_CONSIGNE A_: Réécrivez le passage de l’extrait sur la présidence française de l’UE qui commence par « Une présidence française » et va jusqu’à « son indépendance énergétique. », en remplaçant « neutralité carbone » par « zéro émission nette ».
_CONSIGNE B_: Veuillez résumer sous forme de liste le paragraphe de l’extrait sur la présidence française de l’UE qui commence par « Depuis le 1er janvier 2022 », en conservant ses faits principaux.

_EXTRAIT_:
----

”Le semestre français doit faire avancer ces textes. Nous n’avons pas une minute à perdre”1, c’est ce que déclarait Emmanuel Macron le 9 décembre 2021en présentant les priorités de la Présidence Française de l’Union Européenne (PFUE) sur le Pacte Vert Européen. Alors que celle-ci s’achèvera le 30 juin 2022 aux termes de six mois d’exercice, cette prise de responsabilités pour l’Etat français a eu lieu dans un contexte de crise énergétique ukrainienne et d’ultimes négociations du Paquet Climat. En effet, cet ensemble de projets de textes fixent des objectifs et pistes d’actions plus ambitieux en matière climatique pour tous les États membres européens, qui se traduiront par une forte croissance du secteur de la transition énergétique : Fit for 55, GreenDeal, RePower EU, etc. Hellio, acteur de référence de la maîtrise de l’énergie, fait le point.
Une présidence française menée dans un contexte de crise énergétique et climatique
Depuis le 1er janvier 2022 et jusqu’au 30 juin 2022, la France assure la présidence semestrielle et tournante - menée par chaque État membre selon un calendrier établi - du Conseil de l’Union européenne. Ce rôle permet au pays qui en est chargé, d’élaborer une ligne politique qui influencera par la suite l’agenda législatif européen.
En pleine crise énergétique liée au conflit ukrainien, le Président de la République, Emmanuel Macron, a déclaré vouloir faire de l’Europe une championne de l’ambition climatique, avec pour objectif la neutralité carbone à l’horizon 2050 tout en accroissant son indépendance énergétique.

----

[Extrait du jeu de données]
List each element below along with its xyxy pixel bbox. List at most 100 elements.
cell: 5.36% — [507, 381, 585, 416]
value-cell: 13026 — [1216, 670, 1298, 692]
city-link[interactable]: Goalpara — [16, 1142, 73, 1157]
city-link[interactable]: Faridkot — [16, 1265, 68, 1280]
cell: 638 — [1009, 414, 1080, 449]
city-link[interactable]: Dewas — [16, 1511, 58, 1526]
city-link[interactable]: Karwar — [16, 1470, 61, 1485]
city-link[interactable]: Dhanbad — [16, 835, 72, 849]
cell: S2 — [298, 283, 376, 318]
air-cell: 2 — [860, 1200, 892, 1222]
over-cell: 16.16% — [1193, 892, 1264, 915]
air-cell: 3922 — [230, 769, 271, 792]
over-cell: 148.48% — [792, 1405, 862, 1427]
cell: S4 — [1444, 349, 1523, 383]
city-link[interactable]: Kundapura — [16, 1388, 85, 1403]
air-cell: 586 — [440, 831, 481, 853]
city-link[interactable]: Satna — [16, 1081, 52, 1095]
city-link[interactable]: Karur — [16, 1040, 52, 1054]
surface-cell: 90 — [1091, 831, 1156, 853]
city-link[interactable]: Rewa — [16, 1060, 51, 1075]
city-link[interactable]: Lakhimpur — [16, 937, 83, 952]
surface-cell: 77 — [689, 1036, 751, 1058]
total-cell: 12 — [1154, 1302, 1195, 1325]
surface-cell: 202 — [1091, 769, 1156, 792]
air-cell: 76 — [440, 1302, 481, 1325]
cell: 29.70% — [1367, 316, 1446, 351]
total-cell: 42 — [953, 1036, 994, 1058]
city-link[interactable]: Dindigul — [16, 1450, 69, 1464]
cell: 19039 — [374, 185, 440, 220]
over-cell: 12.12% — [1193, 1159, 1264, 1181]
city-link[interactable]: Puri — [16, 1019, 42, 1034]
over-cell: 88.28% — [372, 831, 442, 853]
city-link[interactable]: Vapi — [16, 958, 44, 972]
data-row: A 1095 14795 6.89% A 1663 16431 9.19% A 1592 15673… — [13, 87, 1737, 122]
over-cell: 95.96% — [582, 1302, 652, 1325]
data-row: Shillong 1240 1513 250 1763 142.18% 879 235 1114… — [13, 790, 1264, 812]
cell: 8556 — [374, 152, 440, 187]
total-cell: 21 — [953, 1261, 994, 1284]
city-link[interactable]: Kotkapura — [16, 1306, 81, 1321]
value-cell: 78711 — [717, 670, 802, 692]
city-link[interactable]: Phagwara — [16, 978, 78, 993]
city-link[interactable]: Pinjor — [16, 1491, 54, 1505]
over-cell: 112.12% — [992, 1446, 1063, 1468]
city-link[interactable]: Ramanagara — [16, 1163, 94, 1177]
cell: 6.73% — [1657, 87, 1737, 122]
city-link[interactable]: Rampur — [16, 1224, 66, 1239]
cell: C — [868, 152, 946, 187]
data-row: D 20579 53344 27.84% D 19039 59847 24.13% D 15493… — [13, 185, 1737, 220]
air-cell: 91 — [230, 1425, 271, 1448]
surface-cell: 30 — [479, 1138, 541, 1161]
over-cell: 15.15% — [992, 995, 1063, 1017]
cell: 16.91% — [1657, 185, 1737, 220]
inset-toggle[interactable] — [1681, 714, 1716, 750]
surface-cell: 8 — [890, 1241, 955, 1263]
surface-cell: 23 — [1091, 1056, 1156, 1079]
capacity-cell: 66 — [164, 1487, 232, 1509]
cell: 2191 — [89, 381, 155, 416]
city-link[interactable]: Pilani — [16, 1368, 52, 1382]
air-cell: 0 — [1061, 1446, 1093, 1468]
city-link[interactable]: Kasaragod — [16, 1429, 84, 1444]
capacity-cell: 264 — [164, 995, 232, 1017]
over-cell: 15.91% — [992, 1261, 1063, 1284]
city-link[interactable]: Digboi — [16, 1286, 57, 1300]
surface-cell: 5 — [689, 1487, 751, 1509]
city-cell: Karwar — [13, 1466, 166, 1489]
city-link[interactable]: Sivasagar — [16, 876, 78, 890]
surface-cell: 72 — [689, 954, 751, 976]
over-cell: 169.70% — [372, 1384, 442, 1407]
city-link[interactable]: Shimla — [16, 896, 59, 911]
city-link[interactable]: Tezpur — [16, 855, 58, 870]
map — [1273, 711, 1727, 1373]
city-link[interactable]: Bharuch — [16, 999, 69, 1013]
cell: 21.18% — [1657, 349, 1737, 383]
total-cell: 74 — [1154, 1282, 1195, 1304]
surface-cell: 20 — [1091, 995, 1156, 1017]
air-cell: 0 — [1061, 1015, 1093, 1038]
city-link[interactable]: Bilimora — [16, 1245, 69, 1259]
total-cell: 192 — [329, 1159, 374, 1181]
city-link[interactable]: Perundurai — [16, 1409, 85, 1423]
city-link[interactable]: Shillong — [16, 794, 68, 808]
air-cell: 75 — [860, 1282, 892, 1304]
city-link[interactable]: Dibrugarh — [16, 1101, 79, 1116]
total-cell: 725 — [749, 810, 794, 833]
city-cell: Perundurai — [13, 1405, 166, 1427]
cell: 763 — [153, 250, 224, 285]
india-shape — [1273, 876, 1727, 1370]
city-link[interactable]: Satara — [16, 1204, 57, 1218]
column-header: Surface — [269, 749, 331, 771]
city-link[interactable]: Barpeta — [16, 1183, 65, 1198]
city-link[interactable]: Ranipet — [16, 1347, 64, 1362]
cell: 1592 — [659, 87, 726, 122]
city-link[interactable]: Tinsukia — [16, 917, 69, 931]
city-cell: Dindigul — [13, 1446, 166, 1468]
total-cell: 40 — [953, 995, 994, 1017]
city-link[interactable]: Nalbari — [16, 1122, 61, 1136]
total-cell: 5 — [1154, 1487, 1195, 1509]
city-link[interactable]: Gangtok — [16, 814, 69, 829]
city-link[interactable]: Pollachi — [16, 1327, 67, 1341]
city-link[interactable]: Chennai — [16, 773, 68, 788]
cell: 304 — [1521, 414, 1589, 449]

----

_RÉPONSE ATTENDUE A_:
Une présidence française menée dans un contexte de crise énergétique et climatique
Depuis le 1er janvier 2022 et jusqu’au 30 juin 2022, la France assure la présidence semestrielle et tournante - menée par chaque État membre selon un calendrier établi - du Conseil de l’Union européenne. Ce rôle permet au pays qui en est chargé, d’élaborer une ligne politique qui influencera par la suite l’agenda législatif européen.
En pleine crise énergétique liée au conflit ukrainien, le Président de la République, Emmanuel Macron, a déclaré vouloir faire de l’Europe une championne de l’ambition climatique, avec pour objectif la zéro émission nette à l’horizon 2050 tout en accroissant son indépendance énergétique.

_RÉPONSE ATTENDUE B_:
- Période : du 1er janvier au 30 juin 2022.
- Rôle : la France assure la présidence semestrielle et tournante du Conseil de l’Union européenne, exercée par chaque État membre selon un calendrier établi.
- Portée : le pays chargé de cette présidence élabore une ligne politique qui influencera ensuite l’agenda législatif européen.